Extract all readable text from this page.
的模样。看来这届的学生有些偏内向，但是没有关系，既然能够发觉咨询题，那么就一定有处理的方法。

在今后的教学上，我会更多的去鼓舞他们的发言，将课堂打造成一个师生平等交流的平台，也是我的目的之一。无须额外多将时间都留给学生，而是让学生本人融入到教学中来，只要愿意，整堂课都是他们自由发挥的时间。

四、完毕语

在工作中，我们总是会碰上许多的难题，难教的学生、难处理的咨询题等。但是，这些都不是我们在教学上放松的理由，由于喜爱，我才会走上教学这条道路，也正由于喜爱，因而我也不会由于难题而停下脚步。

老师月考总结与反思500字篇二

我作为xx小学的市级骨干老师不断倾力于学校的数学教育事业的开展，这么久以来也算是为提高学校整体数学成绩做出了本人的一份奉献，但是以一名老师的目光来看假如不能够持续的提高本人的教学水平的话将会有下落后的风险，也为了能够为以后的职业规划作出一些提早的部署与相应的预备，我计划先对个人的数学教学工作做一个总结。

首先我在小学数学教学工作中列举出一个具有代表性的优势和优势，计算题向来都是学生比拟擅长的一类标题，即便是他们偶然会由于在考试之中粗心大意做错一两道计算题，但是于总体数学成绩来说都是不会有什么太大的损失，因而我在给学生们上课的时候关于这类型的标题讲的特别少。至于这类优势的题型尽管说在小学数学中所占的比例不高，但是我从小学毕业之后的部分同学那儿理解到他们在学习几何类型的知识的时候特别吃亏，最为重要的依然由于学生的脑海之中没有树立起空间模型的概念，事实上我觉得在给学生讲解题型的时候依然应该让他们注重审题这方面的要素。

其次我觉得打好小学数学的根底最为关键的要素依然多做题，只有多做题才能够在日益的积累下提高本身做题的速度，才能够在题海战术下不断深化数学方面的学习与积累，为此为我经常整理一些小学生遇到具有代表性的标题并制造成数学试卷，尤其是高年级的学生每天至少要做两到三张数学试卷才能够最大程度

= WRITTEN INSTRUCTION =
Reproduce the material precisely, including every line.

= SOLUTION TO THE EXERCISE =
Extract all readable text from this page.
的模样。看来这届的学生有些偏内向，但是没有关系，既然能够发觉咨询题，那么就一定有处理的方法。

在今后的教学上，我会更多的去鼓舞他们的发言，将课堂打造成一个师生平等交流的平台，也是我的目的之一。无须额外多将时间都留给学生，而是让学生本人融入到教学中来，只要愿意，整堂课都是他们自由发挥的时间。

四、完毕语

在工作中，我们总是会碰上许多的难题，难教的学生、难处理的咨询题等。但是，这些都不是我们在教学上放松的理由，由于喜爱，我才会走上教学这条道路，也正由于喜爱，因而我也不会由于难题而停下脚步。

老师月考总结与反思500字篇二

我作为xx小学的市级骨干老师不断倾力于学校的数学教育事业的开展，这么久以来也算是为提高学校整体数学成绩做出了本人的一份奉献，但是以一名老师的目光来看假如不能够持续的提高本人的教学水平的话将会有下落后的风险，也为了能够为以后的职业规划作出一些提早的部署与相应的预备，我计划先对个人的数学教学工作做一个总结。

首先我在小学数学教学工作中列举出一个具有代表性的优势和优势，计算题向来都是学生比拟擅长的一类标题，即便是他们偶然会由于在考试之中粗心大意做错一两道计算题，但是于总体数学成绩来说都是不会有什么太大的损失，因而我在给学生们上课的时候关于这类型的标题讲的特别少。至于这类优势的题型尽管说在小学数学中所占的比例不高，但是我从小学毕业之后的部分同学那儿理解到他们在学习几何类型的知识的时候特别吃亏，最为重要的依然由于学生的脑海之中没有树立起空间模型的概念，事实上我觉得在给学生讲解题型的时候依然应该让他们注重审题这方面的要素。

其次我觉得打好小学数学的根底最为关键的要素依然多做题，只有多做题才能够在日益的积累下提高本身做题的速度，才能够在题海战术下不断深化数学方面的学习与积累，为此为我经常整理一些小学生遇到具有代表性的标题并制造成数学试卷，尤其是高年级的学生每天至少要做两到三张数学试卷才能够最大程度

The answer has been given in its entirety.